Aim of the exercise: Read the records and gather each line that includes "User".

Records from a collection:
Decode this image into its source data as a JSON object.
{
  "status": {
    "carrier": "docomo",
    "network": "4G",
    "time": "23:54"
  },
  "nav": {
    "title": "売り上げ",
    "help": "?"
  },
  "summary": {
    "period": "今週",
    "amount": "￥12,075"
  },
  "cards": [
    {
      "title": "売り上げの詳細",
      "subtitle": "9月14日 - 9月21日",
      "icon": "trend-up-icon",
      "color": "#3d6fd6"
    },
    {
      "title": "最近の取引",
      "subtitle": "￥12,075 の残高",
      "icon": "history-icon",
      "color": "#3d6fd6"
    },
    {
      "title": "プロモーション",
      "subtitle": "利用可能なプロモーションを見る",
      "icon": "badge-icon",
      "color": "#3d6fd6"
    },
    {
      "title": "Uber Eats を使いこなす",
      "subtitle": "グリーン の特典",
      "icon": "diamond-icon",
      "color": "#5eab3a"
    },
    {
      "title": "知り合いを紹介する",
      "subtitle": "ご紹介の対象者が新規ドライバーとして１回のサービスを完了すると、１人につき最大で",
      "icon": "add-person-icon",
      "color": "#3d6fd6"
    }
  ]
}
...
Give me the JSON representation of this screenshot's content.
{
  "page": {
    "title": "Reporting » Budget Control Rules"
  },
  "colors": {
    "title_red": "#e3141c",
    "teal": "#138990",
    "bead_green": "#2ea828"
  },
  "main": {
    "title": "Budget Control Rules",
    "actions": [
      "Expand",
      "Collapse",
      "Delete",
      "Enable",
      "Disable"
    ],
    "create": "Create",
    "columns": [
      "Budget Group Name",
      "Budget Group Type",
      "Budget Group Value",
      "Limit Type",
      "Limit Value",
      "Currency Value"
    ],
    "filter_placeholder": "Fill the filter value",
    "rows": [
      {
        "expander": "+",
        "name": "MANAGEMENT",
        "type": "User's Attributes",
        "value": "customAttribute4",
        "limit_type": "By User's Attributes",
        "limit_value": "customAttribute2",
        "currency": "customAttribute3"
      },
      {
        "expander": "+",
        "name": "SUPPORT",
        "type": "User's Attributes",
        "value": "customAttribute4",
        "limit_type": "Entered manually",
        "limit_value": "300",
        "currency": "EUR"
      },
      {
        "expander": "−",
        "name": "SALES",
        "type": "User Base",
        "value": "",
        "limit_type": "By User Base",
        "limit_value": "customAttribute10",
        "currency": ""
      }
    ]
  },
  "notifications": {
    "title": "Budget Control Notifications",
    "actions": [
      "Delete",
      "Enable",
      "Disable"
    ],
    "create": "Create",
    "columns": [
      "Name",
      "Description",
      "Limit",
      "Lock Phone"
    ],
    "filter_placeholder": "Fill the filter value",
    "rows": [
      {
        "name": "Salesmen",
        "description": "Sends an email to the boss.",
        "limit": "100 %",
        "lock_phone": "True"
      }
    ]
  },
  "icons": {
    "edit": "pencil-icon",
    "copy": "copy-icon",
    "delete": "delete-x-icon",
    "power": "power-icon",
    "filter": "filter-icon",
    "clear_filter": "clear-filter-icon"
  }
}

Exercise response:
        "type": "User's Attributes",
        "limit_type": "By User's Attributes",
        "type": "User's Attributes",
        "type": "User Base",
        "limit_type": "By User Base",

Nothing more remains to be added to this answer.